** The records **
------------------------------------------------------------
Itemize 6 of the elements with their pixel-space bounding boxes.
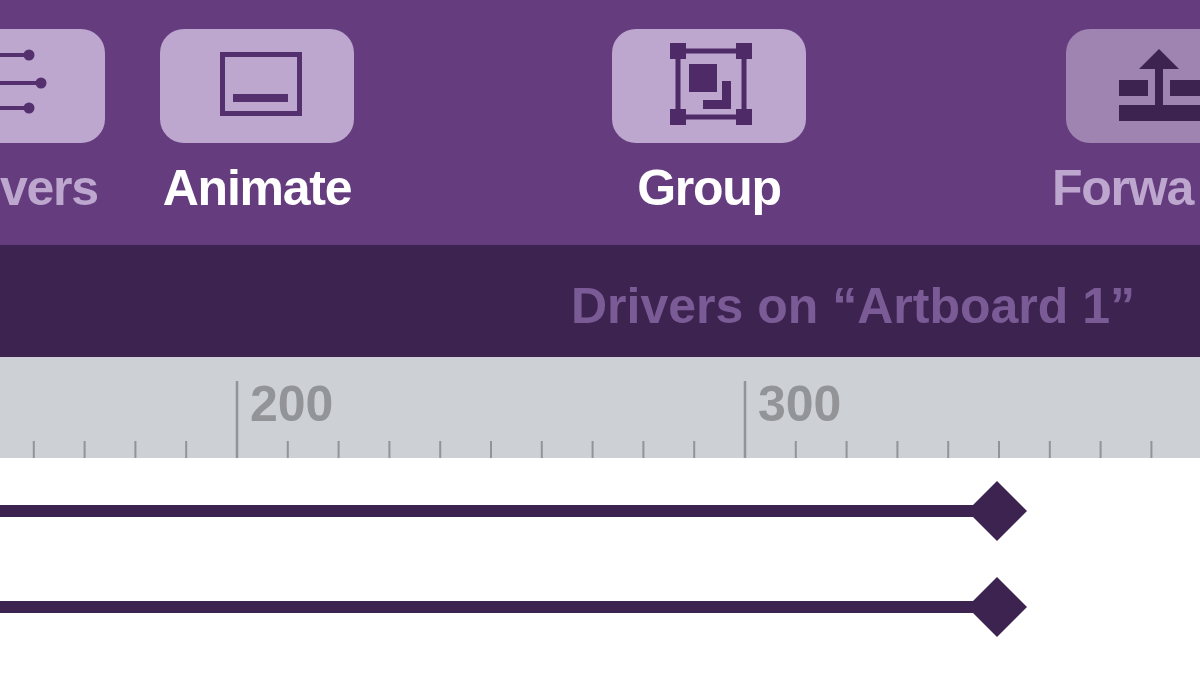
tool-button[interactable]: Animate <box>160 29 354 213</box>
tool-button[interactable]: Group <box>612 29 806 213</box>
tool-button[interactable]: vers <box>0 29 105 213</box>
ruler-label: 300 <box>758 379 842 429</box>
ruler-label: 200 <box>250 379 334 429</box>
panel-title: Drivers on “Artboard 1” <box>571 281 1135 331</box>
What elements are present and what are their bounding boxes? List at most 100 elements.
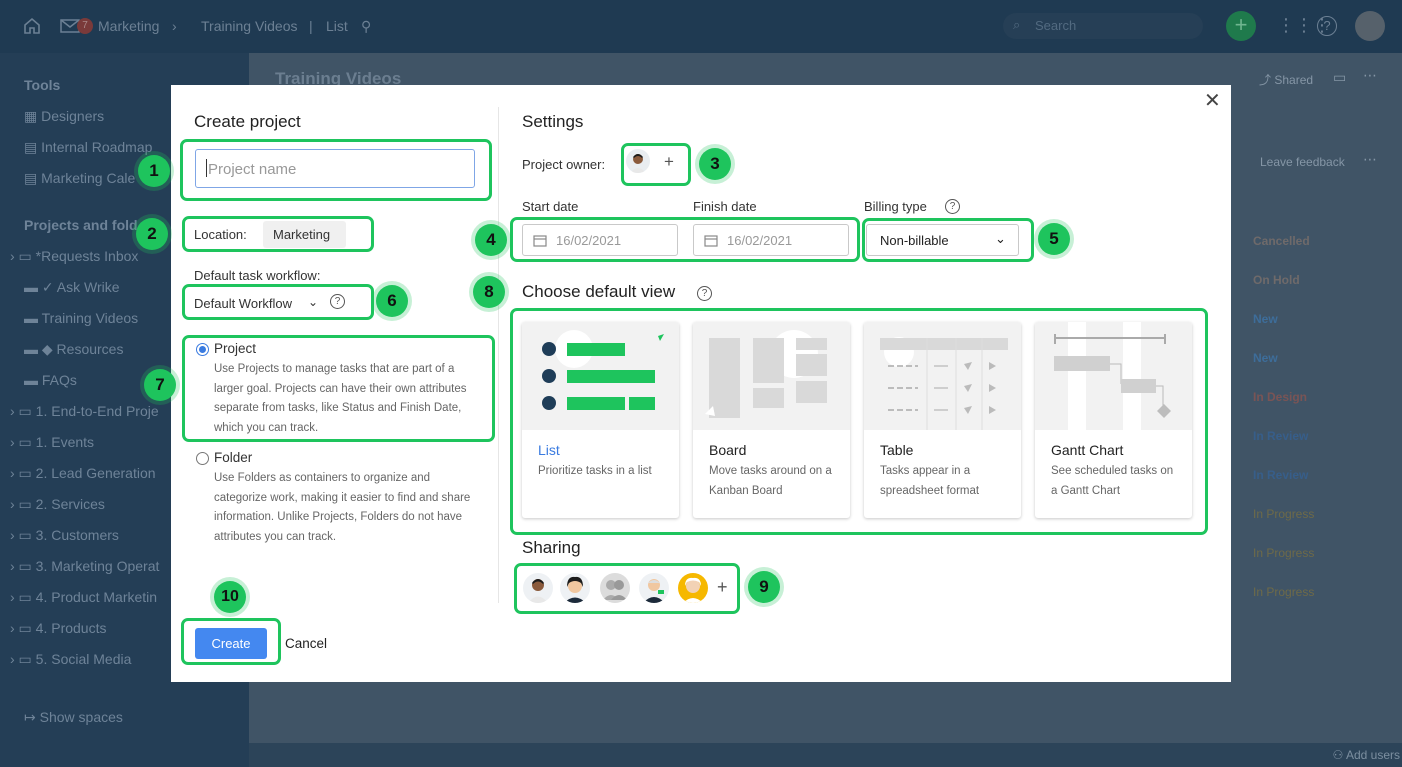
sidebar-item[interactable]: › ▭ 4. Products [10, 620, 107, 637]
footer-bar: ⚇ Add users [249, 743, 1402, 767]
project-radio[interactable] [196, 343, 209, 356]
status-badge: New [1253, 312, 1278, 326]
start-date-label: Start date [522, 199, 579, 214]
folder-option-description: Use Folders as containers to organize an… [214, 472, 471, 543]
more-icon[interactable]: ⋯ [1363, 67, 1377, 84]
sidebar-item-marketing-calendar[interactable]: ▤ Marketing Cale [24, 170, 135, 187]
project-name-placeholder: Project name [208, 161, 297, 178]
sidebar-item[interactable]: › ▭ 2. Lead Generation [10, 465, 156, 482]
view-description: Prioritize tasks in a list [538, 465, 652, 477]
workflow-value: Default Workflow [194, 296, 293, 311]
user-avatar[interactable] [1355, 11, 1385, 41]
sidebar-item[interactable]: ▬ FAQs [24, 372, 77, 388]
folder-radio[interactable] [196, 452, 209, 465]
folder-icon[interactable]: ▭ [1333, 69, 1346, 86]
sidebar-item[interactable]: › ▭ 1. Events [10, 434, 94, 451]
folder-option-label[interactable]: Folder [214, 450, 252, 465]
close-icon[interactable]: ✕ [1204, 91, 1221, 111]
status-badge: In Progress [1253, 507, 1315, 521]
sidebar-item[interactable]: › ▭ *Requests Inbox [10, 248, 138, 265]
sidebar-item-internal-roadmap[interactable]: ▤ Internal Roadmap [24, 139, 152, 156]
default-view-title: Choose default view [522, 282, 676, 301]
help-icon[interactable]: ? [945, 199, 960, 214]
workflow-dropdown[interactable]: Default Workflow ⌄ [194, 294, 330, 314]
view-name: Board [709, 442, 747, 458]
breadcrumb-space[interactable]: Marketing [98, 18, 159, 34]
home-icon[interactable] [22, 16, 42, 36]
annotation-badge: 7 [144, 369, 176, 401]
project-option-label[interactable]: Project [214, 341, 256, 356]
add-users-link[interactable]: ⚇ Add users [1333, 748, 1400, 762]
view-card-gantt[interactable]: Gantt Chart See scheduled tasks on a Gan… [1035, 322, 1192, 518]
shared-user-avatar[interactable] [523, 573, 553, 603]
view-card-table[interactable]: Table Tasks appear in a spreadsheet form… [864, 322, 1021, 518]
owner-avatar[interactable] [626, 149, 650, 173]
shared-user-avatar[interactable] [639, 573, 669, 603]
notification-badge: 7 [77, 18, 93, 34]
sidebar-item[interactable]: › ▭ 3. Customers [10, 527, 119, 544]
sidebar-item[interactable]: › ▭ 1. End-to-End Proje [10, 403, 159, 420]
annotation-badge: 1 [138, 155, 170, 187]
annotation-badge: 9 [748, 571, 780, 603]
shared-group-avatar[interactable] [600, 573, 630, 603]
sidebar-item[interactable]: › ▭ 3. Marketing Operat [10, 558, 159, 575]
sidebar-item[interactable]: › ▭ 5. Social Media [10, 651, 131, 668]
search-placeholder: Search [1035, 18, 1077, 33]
------------------------------------------------------------
** To do **
Render every line of the listing above as a numbered list, skipping blank lines and leaving out the picture markers.

** Exercise output **
1. Itemize 6 of the elements with their pixel-space bounding boxes.
2. tool-button[interactable]: Animate <box>160 29 354 213</box>
3. tool-button[interactable]: Group <box>612 29 806 213</box>
4. tool-button[interactable]: vers <box>0 29 105 213</box>
5. ruler-label: 300 <box>758 379 842 429</box>
6. ruler-label: 200 <box>250 379 334 429</box>
7. panel-title: Drivers on “Artboard 1” <box>571 281 1135 331</box>
8. What elements are present and what are their bounding boxes? List at most 100 elements.
9. sidebar-item[interactable]: › ▭ 4. Products [10, 620, 107, 637]
10. footer-bar: ⚇ Add users [249, 743, 1402, 767]
11. project-radio[interactable] [196, 343, 209, 356]
12. status-badge: New [1253, 312, 1278, 326]
13. start-date-label: Start date [522, 199, 579, 214]
14. folder-option-description: Use Folders as containers to organize an… [214, 472, 471, 543]
15. more-icon[interactable]: ⋯ [1363, 67, 1377, 84]
16. sidebar-item-marketing-calendar[interactable]: ▤ Marketing Cale [24, 170, 135, 187]
17. project-name-placeholder: Project name [208, 161, 297, 178]
18. sidebar-item[interactable]: › ▭ 2. Lead Generation [10, 465, 156, 482]
19. view-description: Prioritize tasks in a list [538, 465, 652, 477]
20. workflow-value: Default Workflow [194, 296, 293, 311]
21. user-avatar[interactable] [1355, 11, 1385, 41]
22. sidebar-item[interactable]: ▬ FAQs [24, 372, 77, 388]
23. folder-radio[interactable] [196, 452, 209, 465]
24. folder-icon[interactable]: ▭ [1333, 69, 1346, 86]
25. sidebar-item[interactable]: › ▭ 1. Events [10, 434, 94, 451]
26. folder-option-label[interactable]: Folder [214, 450, 252, 465]
27. close-icon[interactable]: ✕ [1204, 91, 1221, 111]
28. status-badge: In Progress [1253, 507, 1315, 521]
29. sidebar-item[interactable]: › ▭ *Requests Inbox [10, 248, 138, 265]
30. sidebar-item-internal-roadmap[interactable]: ▤ Internal Roadmap [24, 139, 152, 156]
31. default-view-title: Choose default view [522, 282, 676, 301]
32. help-icon[interactable]: ? [945, 199, 960, 214]
33. workflow-dropdown[interactable]: Default Workflow ⌄ [194, 294, 330, 314]
34. view-name: Board [709, 442, 747, 458]
35. breadcrumb-space[interactable]: Marketing [98, 18, 159, 34]
36. home-icon[interactable] [22, 16, 42, 36]
37. annotation-badge: 7 [144, 369, 176, 401]
38. project-option-label[interactable]: Project [214, 341, 256, 356]
39. add-users-link[interactable]: ⚇ Add users [1333, 748, 1400, 762]
40. view-card-gantt[interactable]: Gantt Chart See scheduled tasks on a Gan… [1035, 322, 1192, 518]
41. shared-user-avatar[interactable] [523, 573, 553, 603]
42. view-card-table[interactable]: Table Tasks appear in a spreadsheet form… [864, 322, 1021, 518]
43. owner-avatar[interactable] [626, 149, 650, 173]
44. shared-user-avatar[interactable] [639, 573, 669, 603]
45. notification-badge: 7 [77, 18, 93, 34]
46. sidebar-item[interactable]: › ▭ 3. Customers [10, 527, 119, 544]
47. sidebar-item[interactable]: › ▭ 1. End-to-End Proje [10, 403, 159, 420]
48. annotation-badge: 1 [138, 155, 170, 187]
49. annotation-badge: 9 [748, 571, 780, 603]
50. shared-group-avatar[interactable] [600, 573, 630, 603]
51. sidebar-item[interactable]: › ▭ 3. Marketing Operat [10, 558, 159, 575]
52. sidebar-item[interactable]: › ▭ 5. Social Media [10, 651, 131, 668]
53. search-placeholder: Search [1035, 18, 1077, 33]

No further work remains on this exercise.